— start of ENTRIES SUPPLIED —

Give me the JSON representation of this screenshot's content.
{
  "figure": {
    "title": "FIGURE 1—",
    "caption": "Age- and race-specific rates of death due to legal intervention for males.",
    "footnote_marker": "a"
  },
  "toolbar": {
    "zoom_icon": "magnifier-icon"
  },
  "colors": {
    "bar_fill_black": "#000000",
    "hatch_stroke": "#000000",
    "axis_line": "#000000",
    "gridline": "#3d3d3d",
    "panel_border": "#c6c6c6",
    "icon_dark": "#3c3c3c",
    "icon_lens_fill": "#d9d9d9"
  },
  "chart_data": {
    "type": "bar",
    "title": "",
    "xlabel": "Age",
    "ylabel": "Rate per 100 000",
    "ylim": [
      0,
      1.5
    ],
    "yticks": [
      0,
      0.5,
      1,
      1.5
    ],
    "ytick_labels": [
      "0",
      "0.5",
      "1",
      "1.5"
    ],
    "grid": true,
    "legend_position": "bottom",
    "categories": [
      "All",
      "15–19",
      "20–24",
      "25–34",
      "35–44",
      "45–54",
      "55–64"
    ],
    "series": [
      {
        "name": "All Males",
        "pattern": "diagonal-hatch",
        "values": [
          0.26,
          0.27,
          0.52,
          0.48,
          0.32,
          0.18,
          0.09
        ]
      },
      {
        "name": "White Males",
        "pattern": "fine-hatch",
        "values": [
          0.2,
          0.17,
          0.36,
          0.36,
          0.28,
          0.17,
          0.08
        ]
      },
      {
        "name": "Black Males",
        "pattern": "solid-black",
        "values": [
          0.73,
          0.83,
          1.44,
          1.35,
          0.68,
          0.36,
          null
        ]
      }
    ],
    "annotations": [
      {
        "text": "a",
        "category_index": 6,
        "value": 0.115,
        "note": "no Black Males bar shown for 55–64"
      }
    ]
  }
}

— end of ENTRIES SUPPLIED —
— start of ENTRIES SUPPLIED —

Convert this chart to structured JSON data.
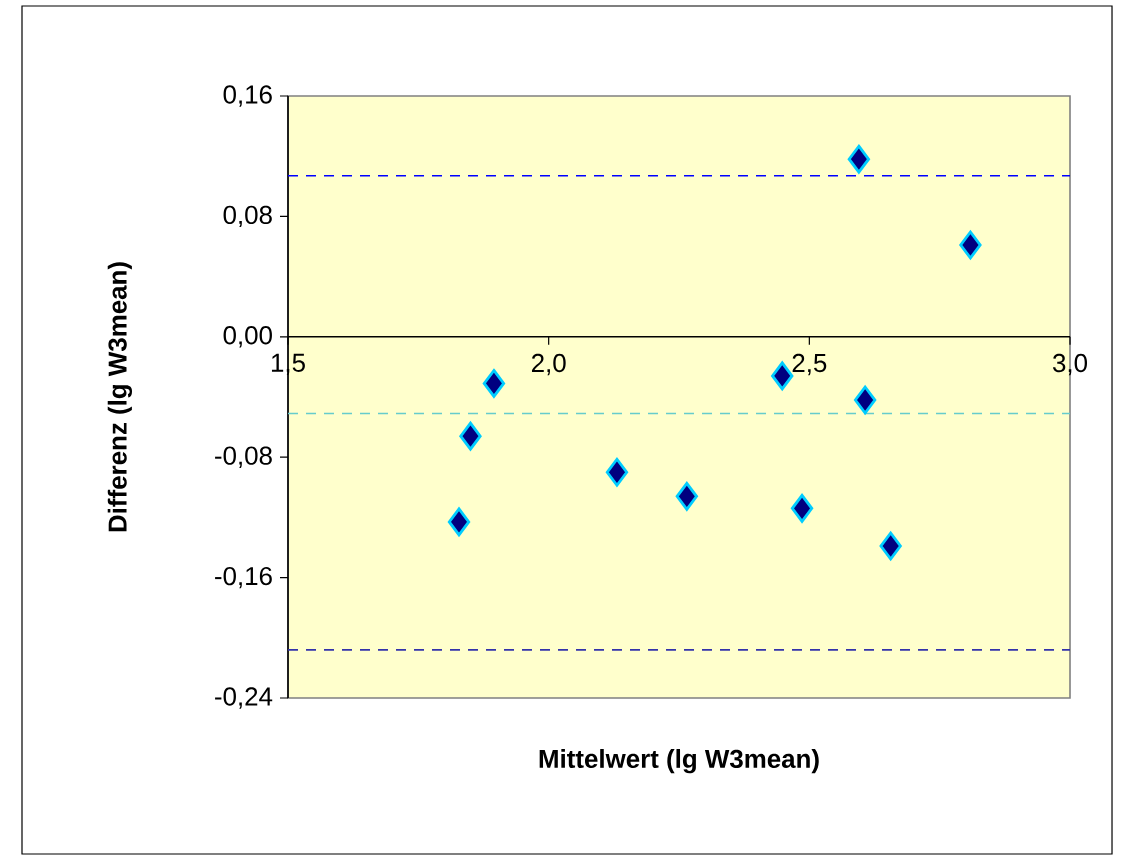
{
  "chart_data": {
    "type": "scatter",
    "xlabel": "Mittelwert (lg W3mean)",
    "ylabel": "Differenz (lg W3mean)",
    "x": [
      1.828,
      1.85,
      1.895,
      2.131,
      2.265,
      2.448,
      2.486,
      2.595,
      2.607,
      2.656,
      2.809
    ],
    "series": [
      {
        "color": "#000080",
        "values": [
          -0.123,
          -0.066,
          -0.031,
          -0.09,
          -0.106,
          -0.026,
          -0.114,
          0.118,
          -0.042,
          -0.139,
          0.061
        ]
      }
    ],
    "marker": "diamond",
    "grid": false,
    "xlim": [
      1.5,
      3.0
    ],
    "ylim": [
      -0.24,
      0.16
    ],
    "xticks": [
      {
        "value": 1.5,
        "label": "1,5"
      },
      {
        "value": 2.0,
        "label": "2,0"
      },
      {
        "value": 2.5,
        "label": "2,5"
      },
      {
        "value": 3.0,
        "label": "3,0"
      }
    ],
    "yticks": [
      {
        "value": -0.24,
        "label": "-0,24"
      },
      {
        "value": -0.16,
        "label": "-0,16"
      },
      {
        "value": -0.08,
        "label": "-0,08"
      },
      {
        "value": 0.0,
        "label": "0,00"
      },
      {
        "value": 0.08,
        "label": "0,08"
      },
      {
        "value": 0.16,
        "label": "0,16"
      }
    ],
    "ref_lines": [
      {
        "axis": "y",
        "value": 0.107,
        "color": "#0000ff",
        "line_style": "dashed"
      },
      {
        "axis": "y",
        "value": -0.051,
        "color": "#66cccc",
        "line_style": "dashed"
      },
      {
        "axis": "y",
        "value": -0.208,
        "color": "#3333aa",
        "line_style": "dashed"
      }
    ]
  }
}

— end of ENTRIES SUPPLIED —
— start of ENTRIES SUPPLIED —

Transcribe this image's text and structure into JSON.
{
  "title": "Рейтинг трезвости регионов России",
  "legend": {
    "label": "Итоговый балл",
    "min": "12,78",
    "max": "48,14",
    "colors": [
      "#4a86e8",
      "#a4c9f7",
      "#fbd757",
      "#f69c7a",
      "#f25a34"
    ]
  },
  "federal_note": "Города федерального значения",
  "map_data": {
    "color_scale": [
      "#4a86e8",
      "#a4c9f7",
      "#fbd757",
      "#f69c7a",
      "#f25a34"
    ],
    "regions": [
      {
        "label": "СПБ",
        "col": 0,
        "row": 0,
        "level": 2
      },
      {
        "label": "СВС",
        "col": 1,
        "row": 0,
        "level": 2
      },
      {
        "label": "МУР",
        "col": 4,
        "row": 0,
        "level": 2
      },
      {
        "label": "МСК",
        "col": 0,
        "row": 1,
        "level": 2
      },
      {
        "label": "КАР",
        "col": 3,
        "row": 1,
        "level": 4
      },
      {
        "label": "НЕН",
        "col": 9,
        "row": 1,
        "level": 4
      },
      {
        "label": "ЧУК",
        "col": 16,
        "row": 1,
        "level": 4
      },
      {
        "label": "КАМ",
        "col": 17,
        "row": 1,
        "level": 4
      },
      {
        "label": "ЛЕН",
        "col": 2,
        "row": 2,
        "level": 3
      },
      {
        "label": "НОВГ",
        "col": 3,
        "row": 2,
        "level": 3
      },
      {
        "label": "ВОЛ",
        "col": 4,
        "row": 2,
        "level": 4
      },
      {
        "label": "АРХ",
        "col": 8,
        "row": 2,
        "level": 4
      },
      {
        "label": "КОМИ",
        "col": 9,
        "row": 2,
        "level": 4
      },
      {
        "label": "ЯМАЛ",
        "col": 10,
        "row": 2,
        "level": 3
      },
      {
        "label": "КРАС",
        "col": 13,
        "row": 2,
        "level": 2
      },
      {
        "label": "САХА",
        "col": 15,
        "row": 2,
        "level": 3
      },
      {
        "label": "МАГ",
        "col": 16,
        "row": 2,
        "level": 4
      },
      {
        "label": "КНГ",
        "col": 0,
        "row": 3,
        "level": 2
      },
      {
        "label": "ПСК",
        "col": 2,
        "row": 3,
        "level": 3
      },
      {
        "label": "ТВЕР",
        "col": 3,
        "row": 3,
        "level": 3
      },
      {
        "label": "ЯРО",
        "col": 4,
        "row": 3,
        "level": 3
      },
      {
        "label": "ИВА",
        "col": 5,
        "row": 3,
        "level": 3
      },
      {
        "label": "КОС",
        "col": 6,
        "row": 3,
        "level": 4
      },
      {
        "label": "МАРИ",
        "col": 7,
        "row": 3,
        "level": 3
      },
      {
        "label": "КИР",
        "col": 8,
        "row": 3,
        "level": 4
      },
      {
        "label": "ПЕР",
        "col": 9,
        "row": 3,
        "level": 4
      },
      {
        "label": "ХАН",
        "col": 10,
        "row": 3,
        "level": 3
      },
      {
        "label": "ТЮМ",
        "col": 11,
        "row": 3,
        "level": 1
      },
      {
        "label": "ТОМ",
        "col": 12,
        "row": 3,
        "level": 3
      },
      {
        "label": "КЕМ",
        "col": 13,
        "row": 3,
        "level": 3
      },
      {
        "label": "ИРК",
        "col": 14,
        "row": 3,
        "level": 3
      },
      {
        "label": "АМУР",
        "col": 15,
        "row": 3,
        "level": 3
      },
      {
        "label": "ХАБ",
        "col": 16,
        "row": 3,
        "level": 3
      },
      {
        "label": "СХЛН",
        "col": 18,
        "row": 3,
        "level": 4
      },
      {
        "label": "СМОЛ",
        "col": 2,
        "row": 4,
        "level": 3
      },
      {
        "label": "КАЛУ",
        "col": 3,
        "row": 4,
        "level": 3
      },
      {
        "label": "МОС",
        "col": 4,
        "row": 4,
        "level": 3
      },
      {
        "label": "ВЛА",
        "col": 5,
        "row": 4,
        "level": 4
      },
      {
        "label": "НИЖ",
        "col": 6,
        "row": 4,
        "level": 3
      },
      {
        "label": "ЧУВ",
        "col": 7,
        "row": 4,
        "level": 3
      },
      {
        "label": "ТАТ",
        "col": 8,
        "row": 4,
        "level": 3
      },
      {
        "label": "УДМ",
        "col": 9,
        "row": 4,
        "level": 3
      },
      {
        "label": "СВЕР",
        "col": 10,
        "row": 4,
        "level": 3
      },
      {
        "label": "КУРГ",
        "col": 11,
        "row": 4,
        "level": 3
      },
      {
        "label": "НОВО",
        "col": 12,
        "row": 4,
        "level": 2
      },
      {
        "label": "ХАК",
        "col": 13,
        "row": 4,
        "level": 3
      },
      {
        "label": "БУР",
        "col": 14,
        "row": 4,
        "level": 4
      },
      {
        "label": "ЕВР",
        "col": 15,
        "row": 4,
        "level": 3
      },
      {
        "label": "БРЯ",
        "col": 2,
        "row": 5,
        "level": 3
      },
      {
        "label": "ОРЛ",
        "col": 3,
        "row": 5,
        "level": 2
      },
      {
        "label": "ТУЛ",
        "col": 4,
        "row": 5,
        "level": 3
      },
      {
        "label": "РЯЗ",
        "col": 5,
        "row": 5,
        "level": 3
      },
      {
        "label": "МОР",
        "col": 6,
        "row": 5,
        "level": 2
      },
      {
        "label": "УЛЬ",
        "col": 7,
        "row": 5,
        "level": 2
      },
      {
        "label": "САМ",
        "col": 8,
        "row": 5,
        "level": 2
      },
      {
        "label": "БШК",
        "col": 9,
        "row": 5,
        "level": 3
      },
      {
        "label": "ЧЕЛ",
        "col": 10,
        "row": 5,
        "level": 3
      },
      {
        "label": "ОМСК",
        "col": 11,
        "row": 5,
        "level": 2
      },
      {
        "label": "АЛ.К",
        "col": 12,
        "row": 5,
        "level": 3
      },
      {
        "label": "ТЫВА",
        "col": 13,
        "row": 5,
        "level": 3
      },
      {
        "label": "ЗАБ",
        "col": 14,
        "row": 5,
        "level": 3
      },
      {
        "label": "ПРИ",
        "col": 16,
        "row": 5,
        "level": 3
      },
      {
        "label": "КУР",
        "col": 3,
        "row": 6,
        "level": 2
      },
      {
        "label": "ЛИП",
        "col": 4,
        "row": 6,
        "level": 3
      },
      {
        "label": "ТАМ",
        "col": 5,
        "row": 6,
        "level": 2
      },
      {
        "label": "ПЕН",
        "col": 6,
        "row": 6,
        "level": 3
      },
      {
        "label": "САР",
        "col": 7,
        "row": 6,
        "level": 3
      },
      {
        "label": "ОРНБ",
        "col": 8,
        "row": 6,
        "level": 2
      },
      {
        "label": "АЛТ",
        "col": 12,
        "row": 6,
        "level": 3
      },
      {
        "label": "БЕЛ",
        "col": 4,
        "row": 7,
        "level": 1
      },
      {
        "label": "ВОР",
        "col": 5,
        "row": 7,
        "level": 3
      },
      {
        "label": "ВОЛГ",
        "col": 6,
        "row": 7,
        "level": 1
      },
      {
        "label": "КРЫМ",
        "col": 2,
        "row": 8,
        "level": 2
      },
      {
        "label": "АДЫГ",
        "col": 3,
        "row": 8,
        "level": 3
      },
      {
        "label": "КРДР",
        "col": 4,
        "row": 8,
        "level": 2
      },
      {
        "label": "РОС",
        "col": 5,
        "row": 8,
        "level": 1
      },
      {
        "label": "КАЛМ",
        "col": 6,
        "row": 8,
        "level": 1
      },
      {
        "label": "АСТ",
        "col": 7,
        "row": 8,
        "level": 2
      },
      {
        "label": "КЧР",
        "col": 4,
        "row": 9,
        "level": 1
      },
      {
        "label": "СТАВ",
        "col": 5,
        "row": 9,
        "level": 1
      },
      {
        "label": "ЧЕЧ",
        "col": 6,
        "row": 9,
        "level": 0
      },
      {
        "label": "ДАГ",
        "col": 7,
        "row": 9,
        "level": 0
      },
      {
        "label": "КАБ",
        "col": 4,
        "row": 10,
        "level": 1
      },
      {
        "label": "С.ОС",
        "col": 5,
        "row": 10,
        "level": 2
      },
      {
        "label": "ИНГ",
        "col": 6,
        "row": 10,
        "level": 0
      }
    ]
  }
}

— end of ENTRIES SUPPLIED —

** AIM OF THE TASK **
Using the listing above, pick out each line that contains the word "ylabel", then copy it.

** WRITTEN REPLY **
    "ylabel": "Rate per 100 000",
    "ylabel": "Differenz (lg W3mean)",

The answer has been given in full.